- Given task -
Quote every line below exactly as it reads.
◇ ◇ ◇ ◇
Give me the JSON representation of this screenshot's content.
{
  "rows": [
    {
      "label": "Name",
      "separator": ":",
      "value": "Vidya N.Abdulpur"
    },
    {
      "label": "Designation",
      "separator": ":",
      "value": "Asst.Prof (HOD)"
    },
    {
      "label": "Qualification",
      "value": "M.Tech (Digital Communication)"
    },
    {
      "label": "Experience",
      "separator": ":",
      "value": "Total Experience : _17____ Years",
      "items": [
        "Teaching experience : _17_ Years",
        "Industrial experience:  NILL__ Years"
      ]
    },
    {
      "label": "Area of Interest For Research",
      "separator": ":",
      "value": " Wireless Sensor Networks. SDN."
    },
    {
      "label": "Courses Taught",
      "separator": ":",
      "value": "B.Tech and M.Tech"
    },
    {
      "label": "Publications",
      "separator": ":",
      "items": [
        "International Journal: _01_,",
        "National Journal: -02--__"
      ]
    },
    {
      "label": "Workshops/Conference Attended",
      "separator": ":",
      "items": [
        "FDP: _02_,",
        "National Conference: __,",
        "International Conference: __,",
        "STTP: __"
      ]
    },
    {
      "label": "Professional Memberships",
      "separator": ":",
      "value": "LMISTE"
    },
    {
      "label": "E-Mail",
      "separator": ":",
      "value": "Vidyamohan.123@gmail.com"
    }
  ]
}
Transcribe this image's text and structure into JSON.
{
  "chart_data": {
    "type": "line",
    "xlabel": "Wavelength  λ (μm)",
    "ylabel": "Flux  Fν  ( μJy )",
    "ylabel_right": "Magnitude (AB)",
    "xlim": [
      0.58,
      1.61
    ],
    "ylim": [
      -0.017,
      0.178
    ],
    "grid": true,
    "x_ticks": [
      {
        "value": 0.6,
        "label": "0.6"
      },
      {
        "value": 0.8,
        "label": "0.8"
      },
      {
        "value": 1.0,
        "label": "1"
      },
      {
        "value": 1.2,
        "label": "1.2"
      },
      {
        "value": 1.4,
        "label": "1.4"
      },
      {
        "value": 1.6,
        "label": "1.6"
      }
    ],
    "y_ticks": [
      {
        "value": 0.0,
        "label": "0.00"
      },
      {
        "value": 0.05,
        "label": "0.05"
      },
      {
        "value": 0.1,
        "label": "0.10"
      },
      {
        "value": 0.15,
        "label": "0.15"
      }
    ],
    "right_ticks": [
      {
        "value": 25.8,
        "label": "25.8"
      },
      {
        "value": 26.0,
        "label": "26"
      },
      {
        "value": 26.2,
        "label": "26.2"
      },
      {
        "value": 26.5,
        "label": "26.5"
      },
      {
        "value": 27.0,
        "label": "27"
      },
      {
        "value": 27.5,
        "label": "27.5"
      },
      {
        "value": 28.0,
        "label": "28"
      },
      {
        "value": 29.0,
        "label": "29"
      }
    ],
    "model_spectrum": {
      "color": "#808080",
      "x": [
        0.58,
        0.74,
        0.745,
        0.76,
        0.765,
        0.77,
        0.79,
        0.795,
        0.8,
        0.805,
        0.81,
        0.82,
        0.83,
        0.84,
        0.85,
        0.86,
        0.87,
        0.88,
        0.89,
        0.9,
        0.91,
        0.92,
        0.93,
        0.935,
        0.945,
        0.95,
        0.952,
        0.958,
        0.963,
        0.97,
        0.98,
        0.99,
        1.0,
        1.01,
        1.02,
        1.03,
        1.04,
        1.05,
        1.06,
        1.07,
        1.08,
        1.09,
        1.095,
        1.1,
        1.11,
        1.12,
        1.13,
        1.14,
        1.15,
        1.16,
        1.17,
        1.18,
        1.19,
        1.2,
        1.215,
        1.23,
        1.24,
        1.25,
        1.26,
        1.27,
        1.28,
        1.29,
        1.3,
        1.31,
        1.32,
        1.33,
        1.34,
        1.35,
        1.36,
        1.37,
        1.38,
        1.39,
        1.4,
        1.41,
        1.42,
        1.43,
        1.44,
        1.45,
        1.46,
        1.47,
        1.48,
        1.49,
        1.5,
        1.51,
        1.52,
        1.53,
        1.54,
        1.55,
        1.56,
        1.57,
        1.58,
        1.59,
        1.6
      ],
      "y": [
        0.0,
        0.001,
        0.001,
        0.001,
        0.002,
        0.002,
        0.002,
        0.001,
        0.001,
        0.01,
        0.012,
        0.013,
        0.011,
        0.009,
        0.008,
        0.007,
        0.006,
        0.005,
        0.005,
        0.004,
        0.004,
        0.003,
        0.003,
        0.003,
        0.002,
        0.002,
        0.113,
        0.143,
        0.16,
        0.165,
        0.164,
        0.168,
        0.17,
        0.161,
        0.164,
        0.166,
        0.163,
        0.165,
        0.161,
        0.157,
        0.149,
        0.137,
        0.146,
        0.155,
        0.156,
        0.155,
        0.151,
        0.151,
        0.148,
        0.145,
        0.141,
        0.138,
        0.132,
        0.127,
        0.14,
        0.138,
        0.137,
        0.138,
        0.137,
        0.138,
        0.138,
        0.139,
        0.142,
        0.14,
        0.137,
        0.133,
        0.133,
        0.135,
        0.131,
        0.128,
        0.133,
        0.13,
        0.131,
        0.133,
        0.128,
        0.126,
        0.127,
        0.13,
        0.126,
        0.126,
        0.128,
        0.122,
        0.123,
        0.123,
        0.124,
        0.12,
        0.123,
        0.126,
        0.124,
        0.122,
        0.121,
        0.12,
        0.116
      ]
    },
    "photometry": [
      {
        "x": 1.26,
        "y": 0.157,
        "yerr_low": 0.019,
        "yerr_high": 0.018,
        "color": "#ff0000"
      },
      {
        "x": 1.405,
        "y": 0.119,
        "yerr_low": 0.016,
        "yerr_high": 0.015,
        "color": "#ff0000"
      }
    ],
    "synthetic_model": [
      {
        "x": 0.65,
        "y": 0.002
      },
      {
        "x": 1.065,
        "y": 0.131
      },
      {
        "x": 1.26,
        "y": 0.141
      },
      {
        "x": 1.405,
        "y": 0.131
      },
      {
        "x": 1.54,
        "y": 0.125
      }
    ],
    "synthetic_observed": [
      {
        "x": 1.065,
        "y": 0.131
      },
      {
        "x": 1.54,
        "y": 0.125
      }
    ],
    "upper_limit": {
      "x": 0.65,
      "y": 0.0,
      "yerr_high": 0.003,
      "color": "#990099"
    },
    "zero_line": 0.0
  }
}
◇ ◇ ◇ ◇
- The answer -
Give me the JSON representation of this screenshot's content.
{
  "rows": [
    {
      "label": "Name",
      "separator": ":",
      "value": "Vidya N.Abdulpur"
    },
    {
      "label": "Designation",
      "separator": ":",
      "value": "Asst.Prof (HOD)"
    },
    {
      "label": "Qualification",
      "value": "M.Tech (Digital Communication)"
    },
    {
      "label": "Experience",
      "separator": ":",
      "value": "Total Experience : _17____ Years",
      "items": [
        "Teaching experience : _17_ Years",
        "Industrial experience:  NILL__ Years"
      ]
    },
    {
      "label": "Area of Interest For Research",
      "separator": ":",
      "value": " Wireless Sensor Networks. SDN."
    },
    {
      "label": "Courses Taught",
      "separator": ":",
      "value": "B.Tech and M.Tech"
    },
    {
      "label": "Publications",
      "separator": ":",
      "items": [
        "International Journal: _01_,",
        "National Journal: -02--__"
      ]
    },
    {
      "label": "Workshops/Conference Attended",
      "separator": ":",
      "items": [
        "FDP: _02_,",
        "National Conference: __,",
        "International Conference: __,",
        "STTP: __"
      ]
    },
    {
      "label": "Professional Memberships",
      "separator": ":",
      "value": "LMISTE"
    },
    {
      "label": "E-Mail",
      "separator": ":",
      "value": "Vidyamohan.123@gmail.com"
    }
  ]
}
Transcribe this image's text and structure into JSON.
{
  "chart_data": {
    "type": "line",
    "xlabel": "Wavelength  λ (μm)",
    "ylabel": "Flux  Fν  ( μJy )",
    "ylabel_right": "Magnitude (AB)",
    "xlim": [
      0.58,
      1.61
    ],
    "ylim": [
      -0.017,
      0.178
    ],
    "grid": true,
    "x_ticks": [
      {
        "value": 0.6,
        "label": "0.6"
      },
      {
        "value": 0.8,
        "label": "0.8"
      },
      {
        "value": 1.0,
        "label": "1"
      },
      {
        "value": 1.2,
        "label": "1.2"
      },
      {
        "value": 1.4,
        "label": "1.4"
      },
      {
        "value": 1.6,
        "label": "1.6"
      }
    ],
    "y_ticks": [
      {
        "value": 0.0,
        "label": "0.00"
      },
      {
        "value": 0.05,
        "label": "0.05"
      },
      {
        "value": 0.1,
        "label": "0.10"
      },
      {
        "value": 0.15,
        "label": "0.15"
      }
    ],
    "right_ticks": [
      {
        "value": 25.8,
        "label": "25.8"
      },
      {
        "value": 26.0,
        "label": "26"
      },
      {
        "value": 26.2,
        "label": "26.2"
      },
      {
        "value": 26.5,
        "label": "26.5"
      },
      {
        "value": 27.0,
        "label": "27"
      },
      {
        "value": 27.5,
        "label": "27.5"
      },
      {
        "value": 28.0,
        "label": "28"
      },
      {
        "value": 29.0,
        "label": "29"
      }
    ],
    "model_spectrum": {
      "color": "#808080",
      "x": [
        0.58,
        0.74,
        0.745,
        0.76,
        0.765,
        0.77,
        0.79,
        0.795,
        0.8,
        0.805,
        0.81,
        0.82,
        0.83,
        0.84,
        0.85,
        0.86,
        0.87,
        0.88,
        0.89,
        0.9,
        0.91,
        0.92,
        0.93,
        0.935,
        0.945,
        0.95,
        0.952,
        0.958,
        0.963,
        0.97,
        0.98,
        0.99,
        1.0,
        1.01,
        1.02,
        1.03,
        1.04,
        1.05,
        1.06,
        1.07,
        1.08,
        1.09,
        1.095,
        1.1,
        1.11,
        1.12,
        1.13,
        1.14,
        1.15,
        1.16,
        1.17,
        1.18,
        1.19,
        1.2,
        1.215,
        1.23,
        1.24,
        1.25,
        1.26,
        1.27,
        1.28,
        1.29,
        1.3,
        1.31,
        1.32,
        1.33,
        1.34,
        1.35,
        1.36,
        1.37,
        1.38,
        1.39,
        1.4,
        1.41,
        1.42,
        1.43,
        1.44,
        1.45,
        1.46,
        1.47,
        1.48,
        1.49,
        1.5,
        1.51,
        1.52,
        1.53,
        1.54,
        1.55,
        1.56,
        1.57,
        1.58,
        1.59,
        1.6
      ],
      "y": [
        0.0,
        0.001,
        0.001,
        0.001,
        0.002,
        0.002,
        0.002,
        0.001,
        0.001,
        0.01,
        0.012,
        0.013,
        0.011,
        0.009,
        0.008,
        0.007,
        0.006,
        0.005,
        0.005,
        0.004,
        0.004,
        0.003,
        0.003,
        0.003,
        0.002,
        0.002,
        0.113,
        0.143,
        0.16,
        0.165,
        0.164,
        0.168,
        0.17,
        0.161,
        0.164,
        0.166,
        0.163,
        0.165,
        0.161,
        0.157,
        0.149,
        0.137,
        0.146,
        0.155,
        0.156,
        0.155,
        0.151,
        0.151,
        0.148,
        0.145,
        0.141,
        0.138,
        0.132,
        0.127,
        0.14,
        0.138,
        0.137,
        0.138,
        0.137,
        0.138,
        0.138,
        0.139,
        0.142,
        0.14,
        0.137,
        0.133,
        0.133,
        0.135,
        0.131,
        0.128,
        0.133,
        0.13,
        0.131,
        0.133,
        0.128,
        0.126,
        0.127,
        0.13,
        0.126,
        0.126,
        0.128,
        0.122,
        0.123,
        0.123,
        0.124,
        0.12,
        0.123,
        0.126,
        0.124,
        0.122,
        0.121,
        0.12,
        0.116
      ]
    },
    "photometry": [
      {
        "x": 1.26,
        "y": 0.157,
        "yerr_low": 0.019,
        "yerr_high": 0.018,
        "color": "#ff0000"
      },
      {
        "x": 1.405,
        "y": 0.119,
        "yerr_low": 0.016,
        "yerr_high": 0.015,
        "color": "#ff0000"
      }
    ],
    "synthetic_model": [
      {
        "x": 0.65,
        "y": 0.002
      },
      {
        "x": 1.065,
        "y": 0.131
      },
      {
        "x": 1.26,
        "y": 0.141
      },
      {
        "x": 1.405,
        "y": 0.131
      },
      {
        "x": 1.54,
        "y": 0.125
      }
    ],
    "synthetic_observed": [
      {
        "x": 1.065,
        "y": 0.131
      },
      {
        "x": 1.54,
        "y": 0.125
      }
    ],
    "upper_limit": {
      "x": 0.65,
      "y": 0.0,
      "yerr_high": 0.003,
      "color": "#990099"
    },
    "zero_line": 0.0
  }
}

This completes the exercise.